Figure contents as structured data
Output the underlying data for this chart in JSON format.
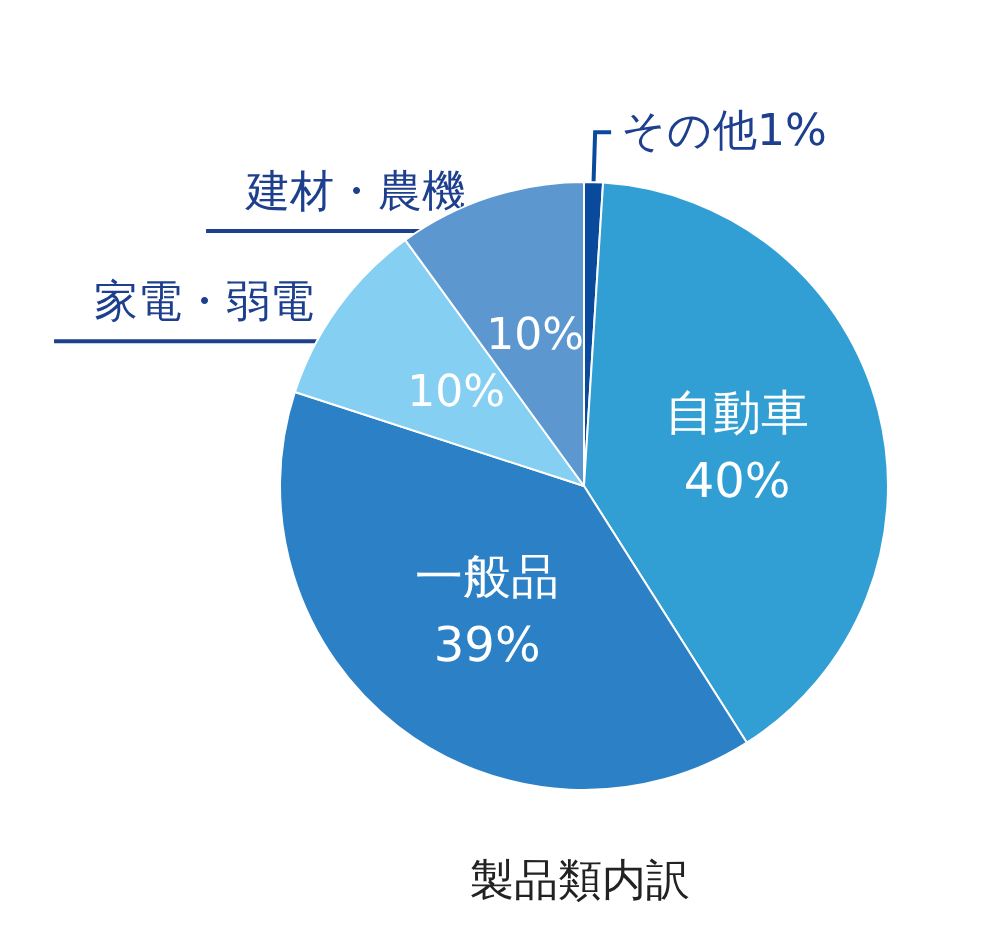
{
  "chart_data": {
    "type": "pie",
    "title": "製品類内訳",
    "categories": [
      "その他",
      "自動車",
      "一般品",
      "家電・弱電",
      "建材・農機"
    ],
    "values": [
      1,
      40,
      39,
      10,
      10
    ],
    "colors": [
      "#0a4a9c",
      "#319fd3",
      "#2b80c6",
      "#85d0f2",
      "#5c97d0"
    ],
    "value_labels": [
      "1%",
      "40%",
      "39%",
      "10%",
      "10%"
    ]
  }
}
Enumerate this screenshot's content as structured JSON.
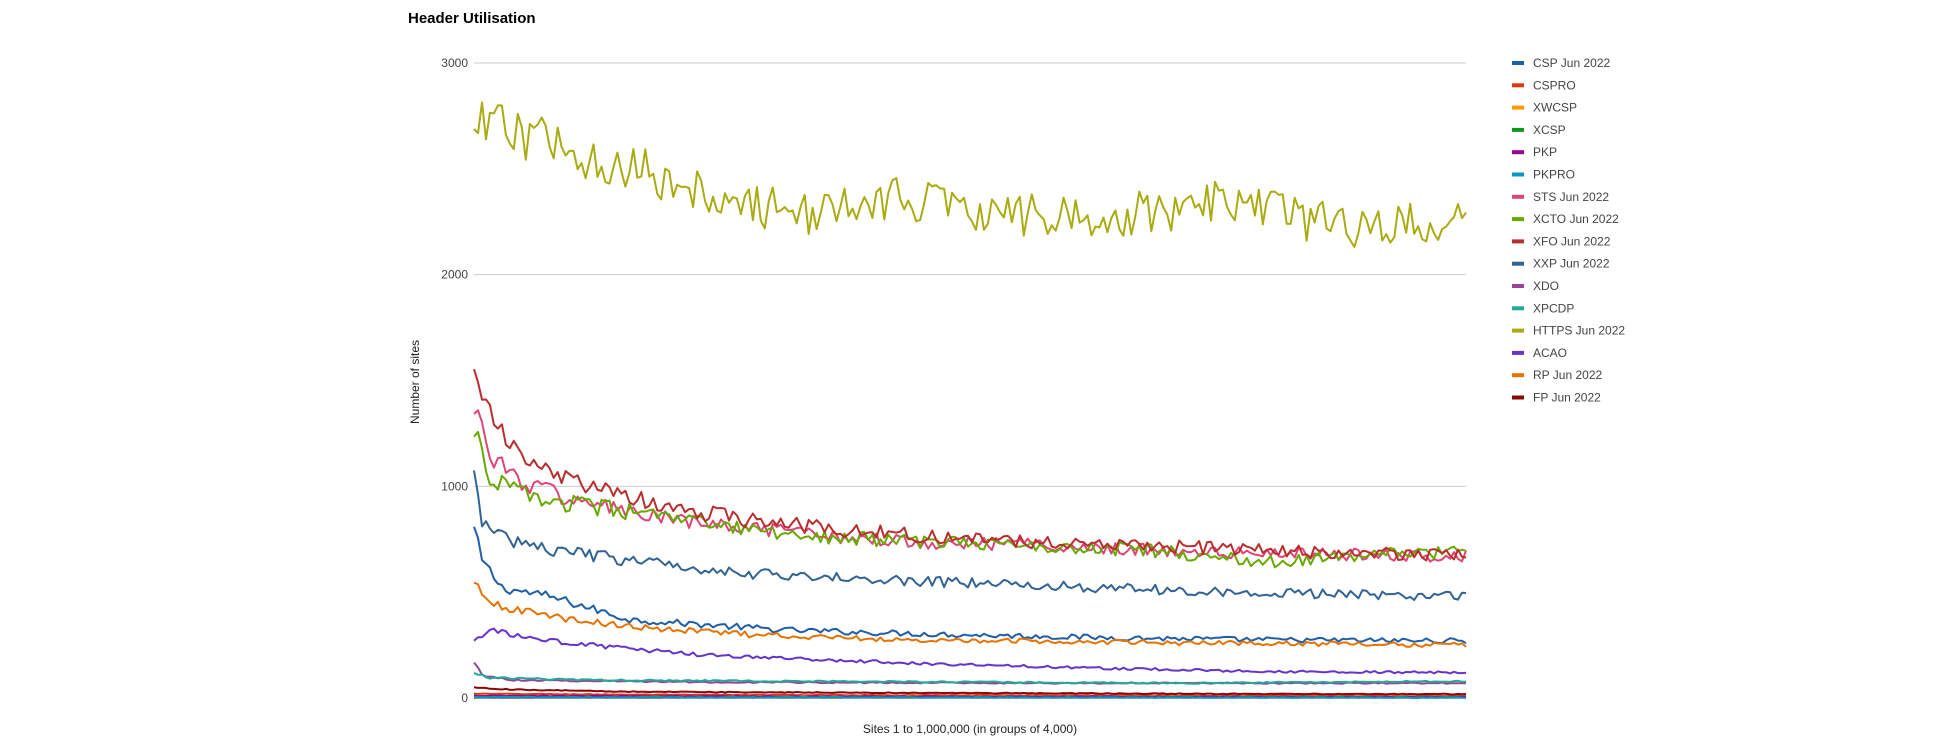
{
  "chart_data": {
    "type": "line",
    "title": "Header Utilisation",
    "xlabel": "Sites 1 to 1,000,000 (in groups of 4,000)",
    "ylabel": "Number of sites",
    "x": {
      "start": 1,
      "end": 250
    },
    "ylim": [
      0,
      3000
    ],
    "yticks": [
      "0",
      "1000",
      "2000",
      "3000"
    ],
    "grid": true,
    "legend_position": "right",
    "series": [
      {
        "name": "CSP Jun 2022",
        "color": "#1f5ea8",
        "anchors": [
          [
            1,
            800
          ],
          [
            3,
            650
          ],
          [
            8,
            520
          ],
          [
            20,
            480
          ],
          [
            40,
            370
          ],
          [
            80,
            320
          ],
          [
            120,
            300
          ],
          [
            160,
            285
          ],
          [
            200,
            275
          ],
          [
            250,
            270
          ]
        ]
      },
      {
        "name": "CSPRO",
        "color": "#dc3912",
        "anchors": [
          [
            1,
            20
          ],
          [
            50,
            15
          ],
          [
            150,
            12
          ],
          [
            250,
            10
          ]
        ]
      },
      {
        "name": "XWCSP",
        "color": "#ff9900",
        "anchors": [
          [
            1,
            8
          ],
          [
            125,
            6
          ],
          [
            250,
            5
          ]
        ]
      },
      {
        "name": "XCSP",
        "color": "#109618",
        "anchors": [
          [
            1,
            6
          ],
          [
            125,
            4
          ],
          [
            250,
            4
          ]
        ]
      },
      {
        "name": "PKP",
        "color": "#990099",
        "anchors": [
          [
            1,
            10
          ],
          [
            125,
            6
          ],
          [
            250,
            4
          ]
        ]
      },
      {
        "name": "PKPRO",
        "color": "#0099c6",
        "anchors": [
          [
            1,
            4
          ],
          [
            250,
            2
          ]
        ]
      },
      {
        "name": "STS Jun 2022",
        "color": "#dd4477",
        "anchors": [
          [
            1,
            1400
          ],
          [
            5,
            1150
          ],
          [
            12,
            1030
          ],
          [
            25,
            940
          ],
          [
            50,
            840
          ],
          [
            80,
            780
          ],
          [
            110,
            740
          ],
          [
            150,
            720
          ],
          [
            180,
            690
          ],
          [
            200,
            680
          ],
          [
            230,
            680
          ],
          [
            250,
            670
          ]
        ]
      },
      {
        "name": "XCTO Jun 2022",
        "color": "#66aa00",
        "anchors": [
          [
            1,
            1280
          ],
          [
            4,
            1060
          ],
          [
            10,
            990
          ],
          [
            20,
            930
          ],
          [
            40,
            880
          ],
          [
            70,
            790
          ],
          [
            100,
            750
          ],
          [
            140,
            720
          ],
          [
            170,
            700
          ],
          [
            200,
            640
          ],
          [
            230,
            680
          ],
          [
            250,
            690
          ]
        ]
      },
      {
        "name": "XFO Jun 2022",
        "color": "#b82e2e",
        "anchors": [
          [
            1,
            1600
          ],
          [
            4,
            1380
          ],
          [
            10,
            1180
          ],
          [
            20,
            1060
          ],
          [
            35,
            970
          ],
          [
            50,
            900
          ],
          [
            70,
            840
          ],
          [
            90,
            800
          ],
          [
            110,
            770
          ],
          [
            140,
            740
          ],
          [
            170,
            720
          ],
          [
            200,
            700
          ],
          [
            230,
            680
          ],
          [
            250,
            680
          ]
        ]
      },
      {
        "name": "XXP Jun 2022",
        "color": "#316395",
        "anchors": [
          [
            1,
            1100
          ],
          [
            3,
            820
          ],
          [
            8,
            760
          ],
          [
            20,
            700
          ],
          [
            40,
            650
          ],
          [
            70,
            590
          ],
          [
            100,
            560
          ],
          [
            130,
            540
          ],
          [
            160,
            520
          ],
          [
            190,
            500
          ],
          [
            220,
            490
          ],
          [
            250,
            480
          ]
        ]
      },
      {
        "name": "XDO",
        "color": "#994499",
        "anchors": [
          [
            1,
            170
          ],
          [
            3,
            110
          ],
          [
            10,
            85
          ],
          [
            60,
            75
          ],
          [
            150,
            70
          ],
          [
            250,
            70
          ]
        ]
      },
      {
        "name": "XPCDP",
        "color": "#22aa99",
        "anchors": [
          [
            1,
            120
          ],
          [
            5,
            95
          ],
          [
            30,
            85
          ],
          [
            80,
            80
          ],
          [
            130,
            75
          ],
          [
            180,
            70
          ],
          [
            250,
            80
          ]
        ]
      },
      {
        "name": "HTTPS Jun 2022",
        "color": "#aaaa11",
        "anchors": [
          [
            1,
            2700
          ],
          [
            10,
            2680
          ],
          [
            20,
            2620
          ],
          [
            30,
            2560
          ],
          [
            40,
            2520
          ],
          [
            50,
            2420
          ],
          [
            60,
            2400
          ],
          [
            70,
            2330
          ],
          [
            80,
            2300
          ],
          [
            90,
            2290
          ],
          [
            100,
            2330
          ],
          [
            110,
            2360
          ],
          [
            120,
            2350
          ],
          [
            130,
            2300
          ],
          [
            140,
            2280
          ],
          [
            150,
            2290
          ],
          [
            160,
            2260
          ],
          [
            170,
            2300
          ],
          [
            180,
            2320
          ],
          [
            190,
            2340
          ],
          [
            200,
            2300
          ],
          [
            210,
            2260
          ],
          [
            220,
            2220
          ],
          [
            230,
            2230
          ],
          [
            240,
            2250
          ],
          [
            250,
            2230
          ]
        ]
      },
      {
        "name": "ACAO",
        "color": "#6633cc",
        "anchors": [
          [
            1,
            270
          ],
          [
            5,
            320
          ],
          [
            15,
            280
          ],
          [
            30,
            250
          ],
          [
            60,
            200
          ],
          [
            90,
            180
          ],
          [
            120,
            160
          ],
          [
            160,
            140
          ],
          [
            200,
            125
          ],
          [
            250,
            120
          ]
        ]
      },
      {
        "name": "RP Jun 2022",
        "color": "#e67300",
        "anchors": [
          [
            1,
            540
          ],
          [
            4,
            470
          ],
          [
            10,
            420
          ],
          [
            25,
            370
          ],
          [
            45,
            330
          ],
          [
            70,
            300
          ],
          [
            100,
            280
          ],
          [
            140,
            270
          ],
          [
            180,
            260
          ],
          [
            220,
            255
          ],
          [
            250,
            250
          ]
        ]
      },
      {
        "name": "FP Jun 2022",
        "color": "#8b0707",
        "anchors": [
          [
            1,
            50
          ],
          [
            10,
            40
          ],
          [
            40,
            30
          ],
          [
            100,
            25
          ],
          [
            180,
            20
          ],
          [
            250,
            18
          ]
        ]
      }
    ]
  }
}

> **Exercise description**
Tally the lines above containing "JSON". Answer with the count only.

> **Task result**
2